How many lines in this data contain the string "DOTACE"? Reply with the number only.

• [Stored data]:
>>>>

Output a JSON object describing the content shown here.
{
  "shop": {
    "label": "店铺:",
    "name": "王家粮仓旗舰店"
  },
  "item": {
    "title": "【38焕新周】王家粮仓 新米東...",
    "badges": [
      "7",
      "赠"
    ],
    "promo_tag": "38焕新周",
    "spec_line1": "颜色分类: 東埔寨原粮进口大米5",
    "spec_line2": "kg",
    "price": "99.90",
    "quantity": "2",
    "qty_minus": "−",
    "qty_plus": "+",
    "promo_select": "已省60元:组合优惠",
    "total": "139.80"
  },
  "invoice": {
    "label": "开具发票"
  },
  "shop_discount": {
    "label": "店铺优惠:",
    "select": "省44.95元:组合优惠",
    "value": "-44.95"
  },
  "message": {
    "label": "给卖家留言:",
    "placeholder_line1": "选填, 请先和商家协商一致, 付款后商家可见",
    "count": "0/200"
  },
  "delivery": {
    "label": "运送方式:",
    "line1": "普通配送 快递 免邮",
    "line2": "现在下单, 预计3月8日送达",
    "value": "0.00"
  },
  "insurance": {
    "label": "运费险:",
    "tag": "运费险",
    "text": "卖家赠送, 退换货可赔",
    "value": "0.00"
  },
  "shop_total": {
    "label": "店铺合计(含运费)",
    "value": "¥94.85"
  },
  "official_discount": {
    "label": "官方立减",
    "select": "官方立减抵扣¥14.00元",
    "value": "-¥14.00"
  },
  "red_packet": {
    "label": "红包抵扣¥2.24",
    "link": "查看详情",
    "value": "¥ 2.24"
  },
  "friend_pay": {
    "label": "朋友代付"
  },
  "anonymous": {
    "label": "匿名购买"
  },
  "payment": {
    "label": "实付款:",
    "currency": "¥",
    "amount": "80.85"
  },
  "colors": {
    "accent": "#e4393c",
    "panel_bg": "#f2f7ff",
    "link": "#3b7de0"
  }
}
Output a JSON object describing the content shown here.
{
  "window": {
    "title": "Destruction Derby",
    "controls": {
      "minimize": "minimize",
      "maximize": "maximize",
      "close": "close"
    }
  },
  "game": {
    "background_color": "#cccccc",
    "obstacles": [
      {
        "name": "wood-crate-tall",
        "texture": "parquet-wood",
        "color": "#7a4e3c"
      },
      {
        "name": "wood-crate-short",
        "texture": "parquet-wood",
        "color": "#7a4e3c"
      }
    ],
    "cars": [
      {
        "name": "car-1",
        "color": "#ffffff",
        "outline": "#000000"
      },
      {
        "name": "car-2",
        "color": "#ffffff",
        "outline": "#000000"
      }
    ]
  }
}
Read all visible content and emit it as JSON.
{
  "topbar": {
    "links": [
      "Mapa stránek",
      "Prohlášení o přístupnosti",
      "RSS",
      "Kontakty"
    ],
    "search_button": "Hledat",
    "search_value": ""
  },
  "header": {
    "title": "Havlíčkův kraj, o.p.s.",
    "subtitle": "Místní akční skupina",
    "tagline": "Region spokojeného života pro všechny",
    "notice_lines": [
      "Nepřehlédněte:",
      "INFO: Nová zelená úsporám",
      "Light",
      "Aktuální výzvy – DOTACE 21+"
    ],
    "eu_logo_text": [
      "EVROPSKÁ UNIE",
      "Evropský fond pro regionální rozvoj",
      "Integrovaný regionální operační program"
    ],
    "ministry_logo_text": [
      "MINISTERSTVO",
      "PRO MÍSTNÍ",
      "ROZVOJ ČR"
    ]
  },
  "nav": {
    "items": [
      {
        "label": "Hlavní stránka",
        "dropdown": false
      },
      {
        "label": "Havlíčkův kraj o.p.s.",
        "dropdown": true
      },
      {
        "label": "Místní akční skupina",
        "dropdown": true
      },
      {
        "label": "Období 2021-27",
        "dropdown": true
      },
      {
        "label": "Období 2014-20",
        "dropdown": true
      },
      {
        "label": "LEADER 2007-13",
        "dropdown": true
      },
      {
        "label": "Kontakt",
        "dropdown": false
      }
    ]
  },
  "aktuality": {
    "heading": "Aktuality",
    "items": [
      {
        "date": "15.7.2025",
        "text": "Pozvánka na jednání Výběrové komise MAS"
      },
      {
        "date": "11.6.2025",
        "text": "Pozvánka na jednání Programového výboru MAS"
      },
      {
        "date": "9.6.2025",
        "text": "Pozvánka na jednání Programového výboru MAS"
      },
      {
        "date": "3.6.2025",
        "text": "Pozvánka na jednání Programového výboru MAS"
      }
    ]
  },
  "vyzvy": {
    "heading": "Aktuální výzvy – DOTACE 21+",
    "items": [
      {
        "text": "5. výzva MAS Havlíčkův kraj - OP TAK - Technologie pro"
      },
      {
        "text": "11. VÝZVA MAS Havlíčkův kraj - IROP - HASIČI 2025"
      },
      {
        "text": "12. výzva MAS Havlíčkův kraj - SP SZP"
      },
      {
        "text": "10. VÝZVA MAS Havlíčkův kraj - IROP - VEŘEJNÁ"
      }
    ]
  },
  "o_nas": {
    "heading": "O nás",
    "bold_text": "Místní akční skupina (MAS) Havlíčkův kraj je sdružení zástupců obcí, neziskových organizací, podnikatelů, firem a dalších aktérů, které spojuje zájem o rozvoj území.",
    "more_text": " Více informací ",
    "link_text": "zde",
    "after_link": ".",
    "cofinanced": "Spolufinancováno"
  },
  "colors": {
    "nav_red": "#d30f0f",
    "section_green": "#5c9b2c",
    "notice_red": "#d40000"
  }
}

<<<<

• [THE SOLUTION]: 2